▸ Material to process:
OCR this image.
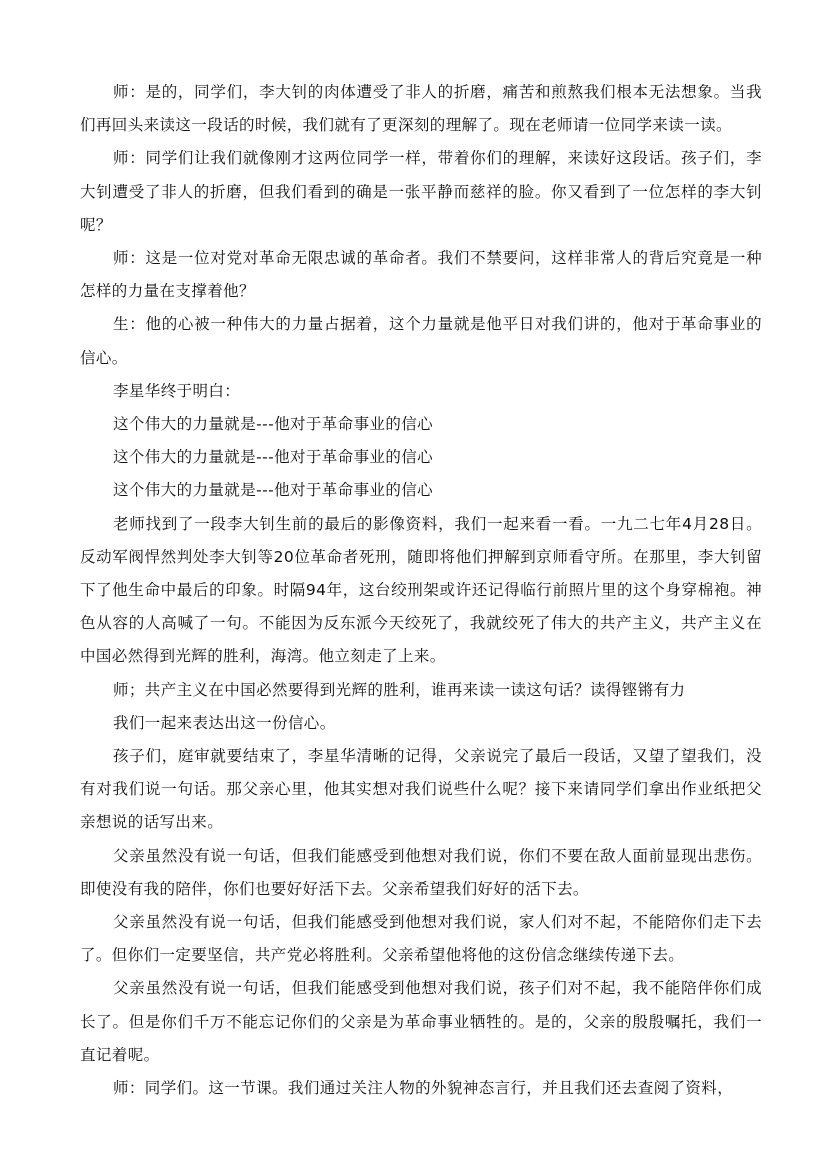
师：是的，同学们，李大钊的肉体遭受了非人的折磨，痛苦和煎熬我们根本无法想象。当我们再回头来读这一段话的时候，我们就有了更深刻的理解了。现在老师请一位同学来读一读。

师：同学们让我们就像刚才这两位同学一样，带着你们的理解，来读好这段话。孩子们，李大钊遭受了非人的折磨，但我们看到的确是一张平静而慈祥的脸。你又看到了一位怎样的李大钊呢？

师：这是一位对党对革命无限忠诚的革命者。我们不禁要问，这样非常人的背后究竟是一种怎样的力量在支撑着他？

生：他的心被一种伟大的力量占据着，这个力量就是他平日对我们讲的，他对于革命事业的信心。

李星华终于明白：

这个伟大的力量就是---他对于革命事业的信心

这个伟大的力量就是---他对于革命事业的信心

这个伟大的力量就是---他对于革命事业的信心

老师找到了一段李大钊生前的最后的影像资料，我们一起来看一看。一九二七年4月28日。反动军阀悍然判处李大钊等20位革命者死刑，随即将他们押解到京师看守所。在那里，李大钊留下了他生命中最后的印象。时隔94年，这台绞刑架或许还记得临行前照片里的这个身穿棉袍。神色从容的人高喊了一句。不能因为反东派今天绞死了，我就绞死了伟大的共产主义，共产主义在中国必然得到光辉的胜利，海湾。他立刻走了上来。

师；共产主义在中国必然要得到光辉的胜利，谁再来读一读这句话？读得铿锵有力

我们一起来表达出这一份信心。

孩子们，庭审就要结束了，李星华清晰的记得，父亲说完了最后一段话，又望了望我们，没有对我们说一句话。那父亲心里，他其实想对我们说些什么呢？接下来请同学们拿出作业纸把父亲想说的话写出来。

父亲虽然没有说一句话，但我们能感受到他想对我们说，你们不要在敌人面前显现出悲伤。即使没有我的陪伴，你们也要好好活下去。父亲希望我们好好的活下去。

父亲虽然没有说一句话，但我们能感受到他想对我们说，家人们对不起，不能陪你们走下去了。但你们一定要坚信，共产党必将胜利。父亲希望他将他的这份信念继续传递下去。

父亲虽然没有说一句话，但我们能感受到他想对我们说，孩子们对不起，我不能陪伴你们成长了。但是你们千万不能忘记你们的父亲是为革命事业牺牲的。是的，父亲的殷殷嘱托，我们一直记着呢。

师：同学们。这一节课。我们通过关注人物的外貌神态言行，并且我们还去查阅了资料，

▸ Exercise:
Your copy of the data should match it exactly, except that pictures are left out.

▸ Task response:
OCR this image.
师：是的，同学们，李大钊的肉体遭受了非人的折磨，痛苦和煎熬我们根本无法想象。当我们再回头来读这一段话的时候，我们就有了更深刻的理解了。现在老师请一位同学来读一读。

师：同学们让我们就像刚才这两位同学一样，带着你们的理解，来读好这段话。孩子们，李大钊遭受了非人的折磨，但我们看到的确是一张平静而慈祥的脸。你又看到了一位怎样的李大钊呢？

师：这是一位对党对革命无限忠诚的革命者。我们不禁要问，这样非常人的背后究竟是一种怎样的力量在支撑着他？

生：他的心被一种伟大的力量占据着，这个力量就是他平日对我们讲的，他对于革命事业的信心。

李星华终于明白：

这个伟大的力量就是---他对于革命事业的信心

这个伟大的力量就是---他对于革命事业的信心

这个伟大的力量就是---他对于革命事业的信心

老师找到了一段李大钊生前的最后的影像资料，我们一起来看一看。一九二七年4月28日。反动军阀悍然判处李大钊等20位革命者死刑，随即将他们押解到京师看守所。在那里，李大钊留下了他生命中最后的印象。时隔94年，这台绞刑架或许还记得临行前照片里的这个身穿棉袍。神色从容的人高喊了一句。不能因为反东派今天绞死了，我就绞死了伟大的共产主义，共产主义在中国必然得到光辉的胜利，海湾。他立刻走了上来。

师；共产主义在中国必然要得到光辉的胜利，谁再来读一读这句话？读得铿锵有力

我们一起来表达出这一份信心。

孩子们，庭审就要结束了，李星华清晰的记得，父亲说完了最后一段话，又望了望我们，没有对我们说一句话。那父亲心里，他其实想对我们说些什么呢？接下来请同学们拿出作业纸把父亲想说的话写出来。

父亲虽然没有说一句话，但我们能感受到他想对我们说，你们不要在敌人面前显现出悲伤。即使没有我的陪伴，你们也要好好活下去。父亲希望我们好好的活下去。

父亲虽然没有说一句话，但我们能感受到他想对我们说，家人们对不起，不能陪你们走下去了。但你们一定要坚信，共产党必将胜利。父亲希望他将他的这份信念继续传递下去。

父亲虽然没有说一句话，但我们能感受到他想对我们说，孩子们对不起，我不能陪伴你们成长了。但是你们千万不能忘记你们的父亲是为革命事业牺牲的。是的，父亲的殷殷嘱托，我们一直记着呢。

师：同学们。这一节课。我们通过关注人物的外貌神态言行，并且我们还去查阅了资料，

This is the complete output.